Records for the task:
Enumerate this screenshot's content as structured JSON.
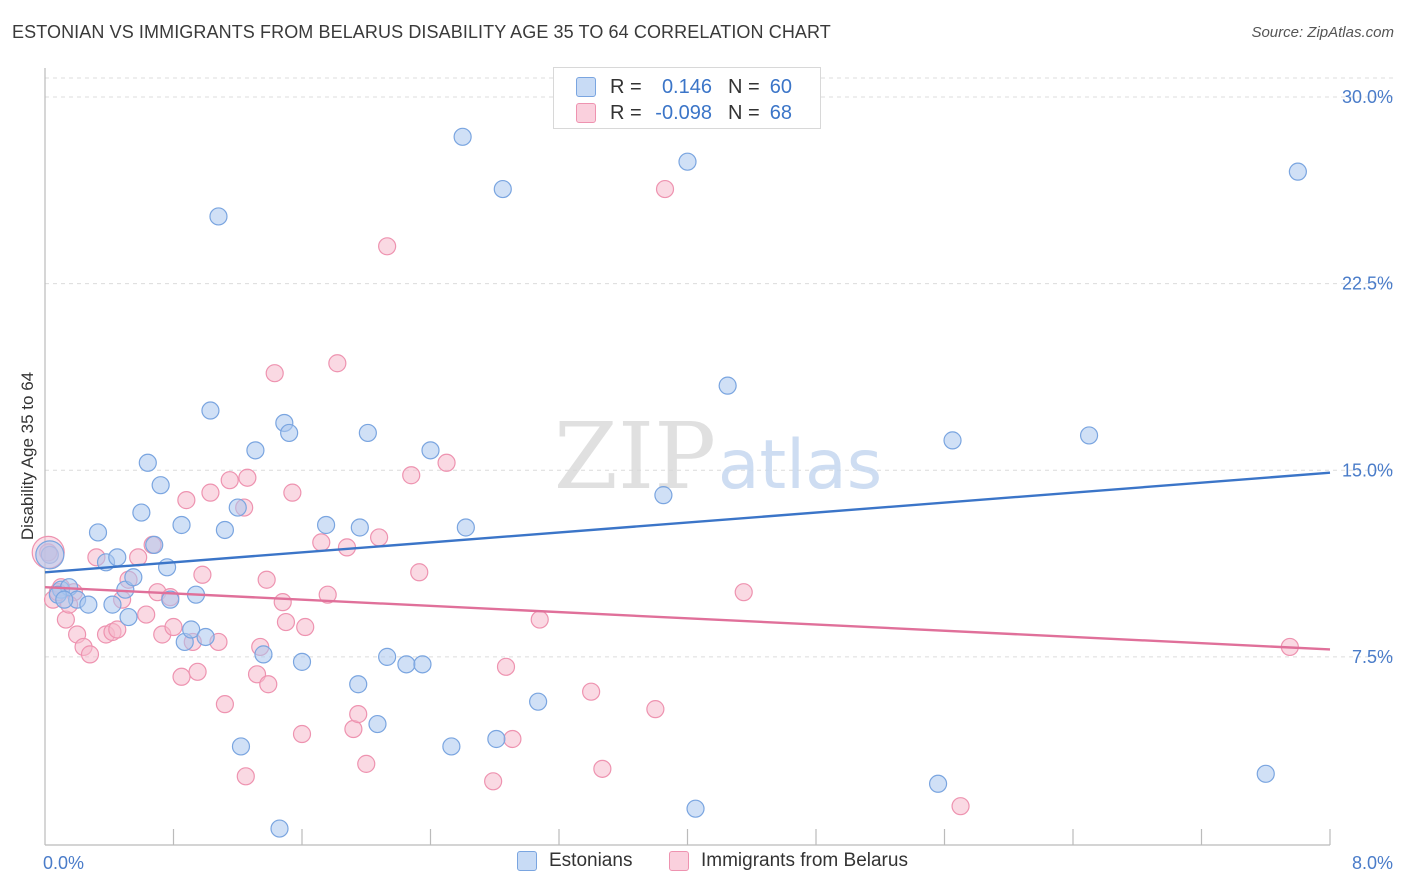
{
  "header": {
    "title": "ESTONIAN VS IMMIGRANTS FROM BELARUS DISABILITY AGE 35 TO 64 CORRELATION CHART",
    "source": "Source: ZipAtlas.com"
  },
  "watermark": {
    "part1": "ZIP",
    "part2": "atlas"
  },
  "legend_top": {
    "rows": [
      {
        "r_label": "R =",
        "r_value": "0.146",
        "n_label": "N =",
        "n_value": "60"
      },
      {
        "r_label": "R =",
        "r_value": "-0.098",
        "n_label": "N =",
        "n_value": "68"
      }
    ]
  },
  "legend_bottom": {
    "items": [
      {
        "label": "Estonians"
      },
      {
        "label": "Immigrants from Belarus"
      }
    ]
  },
  "colors": {
    "blue_fill": "#a9c6ee",
    "blue_stroke": "#7aa5e0",
    "blue_line": "#3b75c8",
    "pink_fill": "#f6b9cc",
    "pink_stroke": "#ee93b0",
    "pink_line": "#e0709a",
    "grid": "#dcdcdc",
    "tick_text": "#4a7cc9"
  },
  "chart_data": {
    "type": "scatter",
    "ylabel": "Disability Age 35 to 64",
    "xlabel": "",
    "xlim": [
      0,
      8
    ],
    "ylim": [
      0,
      31
    ],
    "x_tick_labels": [
      {
        "value": 0,
        "label": "0.0%"
      },
      {
        "value": 8,
        "label": "8.0%"
      }
    ],
    "y_tick_labels": [
      {
        "value": 7.5,
        "label": "7.5%"
      },
      {
        "value": 15,
        "label": "15.0%"
      },
      {
        "value": 22.5,
        "label": "22.5%"
      },
      {
        "value": 30,
        "label": "30.0%"
      }
    ],
    "grid": true,
    "series": [
      {
        "name": "Estonians",
        "trend": {
          "x": [
            0,
            8
          ],
          "y": [
            10.9,
            14.9
          ]
        },
        "points": [
          [
            0.03,
            11.6
          ],
          [
            0.1,
            10.2
          ],
          [
            0.15,
            10.3
          ],
          [
            0.2,
            9.8
          ],
          [
            0.27,
            9.6
          ],
          [
            0.33,
            12.5
          ],
          [
            0.38,
            11.3
          ],
          [
            0.42,
            9.6
          ],
          [
            0.45,
            11.5
          ],
          [
            0.5,
            10.2
          ],
          [
            0.52,
            9.1
          ],
          [
            0.55,
            10.7
          ],
          [
            0.6,
            13.3
          ],
          [
            0.64,
            15.3
          ],
          [
            0.68,
            12.0
          ],
          [
            0.72,
            14.4
          ],
          [
            0.76,
            11.1
          ],
          [
            0.78,
            9.8
          ],
          [
            0.85,
            12.8
          ],
          [
            0.87,
            8.1
          ],
          [
            0.91,
            8.6
          ],
          [
            0.94,
            10.0
          ],
          [
            1.0,
            8.3
          ],
          [
            1.03,
            17.4
          ],
          [
            1.08,
            25.2
          ],
          [
            1.12,
            12.6
          ],
          [
            1.2,
            13.5
          ],
          [
            1.22,
            3.9
          ],
          [
            1.31,
            15.8
          ],
          [
            1.36,
            7.6
          ],
          [
            1.46,
            0.6
          ],
          [
            1.49,
            16.9
          ],
          [
            1.52,
            16.5
          ],
          [
            1.6,
            7.3
          ],
          [
            1.75,
            12.8
          ],
          [
            1.95,
            6.4
          ],
          [
            1.96,
            12.7
          ],
          [
            2.01,
            16.5
          ],
          [
            2.07,
            4.8
          ],
          [
            2.13,
            7.5
          ],
          [
            2.25,
            7.2
          ],
          [
            2.35,
            7.2
          ],
          [
            2.4,
            15.8
          ],
          [
            2.53,
            3.9
          ],
          [
            2.62,
            12.7
          ],
          [
            2.6,
            28.4
          ],
          [
            2.85,
            26.3
          ],
          [
            2.81,
            4.2
          ],
          [
            3.07,
            5.7
          ],
          [
            3.85,
            14.0
          ],
          [
            4.0,
            27.4
          ],
          [
            4.05,
            1.4
          ],
          [
            4.25,
            18.4
          ],
          [
            5.56,
            2.4
          ],
          [
            5.65,
            16.2
          ],
          [
            6.5,
            16.4
          ],
          [
            7.6,
            2.8
          ],
          [
            7.8,
            27.0
          ],
          [
            0.08,
            10.0
          ],
          [
            0.12,
            9.8
          ]
        ]
      },
      {
        "name": "Immigrants from Belarus",
        "trend": {
          "x": [
            0,
            8
          ],
          "y": [
            10.3,
            7.8
          ]
        },
        "points": [
          [
            0.02,
            11.7
          ],
          [
            0.05,
            9.8
          ],
          [
            0.1,
            10.3
          ],
          [
            0.13,
            9.0
          ],
          [
            0.18,
            10.1
          ],
          [
            0.2,
            8.4
          ],
          [
            0.24,
            7.9
          ],
          [
            0.28,
            7.6
          ],
          [
            0.32,
            11.5
          ],
          [
            0.38,
            8.4
          ],
          [
            0.42,
            8.5
          ],
          [
            0.45,
            8.6
          ],
          [
            0.48,
            9.8
          ],
          [
            0.52,
            10.6
          ],
          [
            0.58,
            11.5
          ],
          [
            0.63,
            9.2
          ],
          [
            0.67,
            12.0
          ],
          [
            0.7,
            10.1
          ],
          [
            0.73,
            8.4
          ],
          [
            0.78,
            9.9
          ],
          [
            0.8,
            8.7
          ],
          [
            0.85,
            6.7
          ],
          [
            0.88,
            13.8
          ],
          [
            0.92,
            8.1
          ],
          [
            0.95,
            6.9
          ],
          [
            0.98,
            10.8
          ],
          [
            1.03,
            14.1
          ],
          [
            1.08,
            8.1
          ],
          [
            1.12,
            5.6
          ],
          [
            1.15,
            14.6
          ],
          [
            1.24,
            13.5
          ],
          [
            1.25,
            2.7
          ],
          [
            1.26,
            14.7
          ],
          [
            1.32,
            6.8
          ],
          [
            1.34,
            7.9
          ],
          [
            1.38,
            10.6
          ],
          [
            1.39,
            6.4
          ],
          [
            1.43,
            18.9
          ],
          [
            1.48,
            9.7
          ],
          [
            1.5,
            8.9
          ],
          [
            1.54,
            14.1
          ],
          [
            1.6,
            4.4
          ],
          [
            1.62,
            8.7
          ],
          [
            1.72,
            12.1
          ],
          [
            1.76,
            10.0
          ],
          [
            1.82,
            19.3
          ],
          [
            1.88,
            11.9
          ],
          [
            1.92,
            4.6
          ],
          [
            1.95,
            5.2
          ],
          [
            2.0,
            3.2
          ],
          [
            2.08,
            12.3
          ],
          [
            2.13,
            24.0
          ],
          [
            2.28,
            14.8
          ],
          [
            2.33,
            10.9
          ],
          [
            2.5,
            15.3
          ],
          [
            2.79,
            2.5
          ],
          [
            2.87,
            7.1
          ],
          [
            2.91,
            4.2
          ],
          [
            3.08,
            9.0
          ],
          [
            3.4,
            6.1
          ],
          [
            3.47,
            3.0
          ],
          [
            3.8,
            5.4
          ],
          [
            3.86,
            26.3
          ],
          [
            4.35,
            10.1
          ],
          [
            5.7,
            1.5
          ],
          [
            7.75,
            7.9
          ],
          [
            0.08,
            10.1
          ],
          [
            0.15,
            9.6
          ]
        ]
      }
    ]
  }
}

What you have to do: Reproduce each entry verbatim, excluding any embedded images.

Task response:
Enumerate this screenshot's content as structured JSON.
{
  "header": {
    "title": "ESTONIAN VS IMMIGRANTS FROM BELARUS DISABILITY AGE 35 TO 64 CORRELATION CHART",
    "source": "Source: ZipAtlas.com"
  },
  "watermark": {
    "part1": "ZIP",
    "part2": "atlas"
  },
  "legend_top": {
    "rows": [
      {
        "r_label": "R =",
        "r_value": "0.146",
        "n_label": "N =",
        "n_value": "60"
      },
      {
        "r_label": "R =",
        "r_value": "-0.098",
        "n_label": "N =",
        "n_value": "68"
      }
    ]
  },
  "legend_bottom": {
    "items": [
      {
        "label": "Estonians"
      },
      {
        "label": "Immigrants from Belarus"
      }
    ]
  },
  "colors": {
    "blue_fill": "#a9c6ee",
    "blue_stroke": "#7aa5e0",
    "blue_line": "#3b75c8",
    "pink_fill": "#f6b9cc",
    "pink_stroke": "#ee93b0",
    "pink_line": "#e0709a",
    "grid": "#dcdcdc",
    "tick_text": "#4a7cc9"
  },
  "chart_data": {
    "type": "scatter",
    "ylabel": "Disability Age 35 to 64",
    "xlabel": "",
    "xlim": [
      0,
      8
    ],
    "ylim": [
      0,
      31
    ],
    "x_tick_labels": [
      {
        "value": 0,
        "label": "0.0%"
      },
      {
        "value": 8,
        "label": "8.0%"
      }
    ],
    "y_tick_labels": [
      {
        "value": 7.5,
        "label": "7.5%"
      },
      {
        "value": 15,
        "label": "15.0%"
      },
      {
        "value": 22.5,
        "label": "22.5%"
      },
      {
        "value": 30,
        "label": "30.0%"
      }
    ],
    "grid": true,
    "series": [
      {
        "name": "Estonians",
        "trend": {
          "x": [
            0,
            8
          ],
          "y": [
            10.9,
            14.9
          ]
        },
        "points": [
          [
            0.03,
            11.6
          ],
          [
            0.1,
            10.2
          ],
          [
            0.15,
            10.3
          ],
          [
            0.2,
            9.8
          ],
          [
            0.27,
            9.6
          ],
          [
            0.33,
            12.5
          ],
          [
            0.38,
            11.3
          ],
          [
            0.42,
            9.6
          ],
          [
            0.45,
            11.5
          ],
          [
            0.5,
            10.2
          ],
          [
            0.52,
            9.1
          ],
          [
            0.55,
            10.7
          ],
          [
            0.6,
            13.3
          ],
          [
            0.64,
            15.3
          ],
          [
            0.68,
            12.0
          ],
          [
            0.72,
            14.4
          ],
          [
            0.76,
            11.1
          ],
          [
            0.78,
            9.8
          ],
          [
            0.85,
            12.8
          ],
          [
            0.87,
            8.1
          ],
          [
            0.91,
            8.6
          ],
          [
            0.94,
            10.0
          ],
          [
            1.0,
            8.3
          ],
          [
            1.03,
            17.4
          ],
          [
            1.08,
            25.2
          ],
          [
            1.12,
            12.6
          ],
          [
            1.2,
            13.5
          ],
          [
            1.22,
            3.9
          ],
          [
            1.31,
            15.8
          ],
          [
            1.36,
            7.6
          ],
          [
            1.46,
            0.6
          ],
          [
            1.49,
            16.9
          ],
          [
            1.52,
            16.5
          ],
          [
            1.6,
            7.3
          ],
          [
            1.75,
            12.8
          ],
          [
            1.95,
            6.4
          ],
          [
            1.96,
            12.7
          ],
          [
            2.01,
            16.5
          ],
          [
            2.07,
            4.8
          ],
          [
            2.13,
            7.5
          ],
          [
            2.25,
            7.2
          ],
          [
            2.35,
            7.2
          ],
          [
            2.4,
            15.8
          ],
          [
            2.53,
            3.9
          ],
          [
            2.62,
            12.7
          ],
          [
            2.6,
            28.4
          ],
          [
            2.85,
            26.3
          ],
          [
            2.81,
            4.2
          ],
          [
            3.07,
            5.7
          ],
          [
            3.85,
            14.0
          ],
          [
            4.0,
            27.4
          ],
          [
            4.05,
            1.4
          ],
          [
            4.25,
            18.4
          ],
          [
            5.56,
            2.4
          ],
          [
            5.65,
            16.2
          ],
          [
            6.5,
            16.4
          ],
          [
            7.6,
            2.8
          ],
          [
            7.8,
            27.0
          ],
          [
            0.08,
            10.0
          ],
          [
            0.12,
            9.8
          ]
        ]
      },
      {
        "name": "Immigrants from Belarus",
        "trend": {
          "x": [
            0,
            8
          ],
          "y": [
            10.3,
            7.8
          ]
        },
        "points": [
          [
            0.02,
            11.7
          ],
          [
            0.05,
            9.8
          ],
          [
            0.1,
            10.3
          ],
          [
            0.13,
            9.0
          ],
          [
            0.18,
            10.1
          ],
          [
            0.2,
            8.4
          ],
          [
            0.24,
            7.9
          ],
          [
            0.28,
            7.6
          ],
          [
            0.32,
            11.5
          ],
          [
            0.38,
            8.4
          ],
          [
            0.42,
            8.5
          ],
          [
            0.45,
            8.6
          ],
          [
            0.48,
            9.8
          ],
          [
            0.52,
            10.6
          ],
          [
            0.58,
            11.5
          ],
          [
            0.63,
            9.2
          ],
          [
            0.67,
            12.0
          ],
          [
            0.7,
            10.1
          ],
          [
            0.73,
            8.4
          ],
          [
            0.78,
            9.9
          ],
          [
            0.8,
            8.7
          ],
          [
            0.85,
            6.7
          ],
          [
            0.88,
            13.8
          ],
          [
            0.92,
            8.1
          ],
          [
            0.95,
            6.9
          ],
          [
            0.98,
            10.8
          ],
          [
            1.03,
            14.1
          ],
          [
            1.08,
            8.1
          ],
          [
            1.12,
            5.6
          ],
          [
            1.15,
            14.6
          ],
          [
            1.24,
            13.5
          ],
          [
            1.25,
            2.7
          ],
          [
            1.26,
            14.7
          ],
          [
            1.32,
            6.8
          ],
          [
            1.34,
            7.9
          ],
          [
            1.38,
            10.6
          ],
          [
            1.39,
            6.4
          ],
          [
            1.43,
            18.9
          ],
          [
            1.48,
            9.7
          ],
          [
            1.5,
            8.9
          ],
          [
            1.54,
            14.1
          ],
          [
            1.6,
            4.4
          ],
          [
            1.62,
            8.7
          ],
          [
            1.72,
            12.1
          ],
          [
            1.76,
            10.0
          ],
          [
            1.82,
            19.3
          ],
          [
            1.88,
            11.9
          ],
          [
            1.92,
            4.6
          ],
          [
            1.95,
            5.2
          ],
          [
            2.0,
            3.2
          ],
          [
            2.08,
            12.3
          ],
          [
            2.13,
            24.0
          ],
          [
            2.28,
            14.8
          ],
          [
            2.33,
            10.9
          ],
          [
            2.5,
            15.3
          ],
          [
            2.79,
            2.5
          ],
          [
            2.87,
            7.1
          ],
          [
            2.91,
            4.2
          ],
          [
            3.08,
            9.0
          ],
          [
            3.4,
            6.1
          ],
          [
            3.47,
            3.0
          ],
          [
            3.8,
            5.4
          ],
          [
            3.86,
            26.3
          ],
          [
            4.35,
            10.1
          ],
          [
            5.7,
            1.5
          ],
          [
            7.75,
            7.9
          ],
          [
            0.08,
            10.1
          ],
          [
            0.15,
            9.6
          ]
        ]
      }
    ]
  }
}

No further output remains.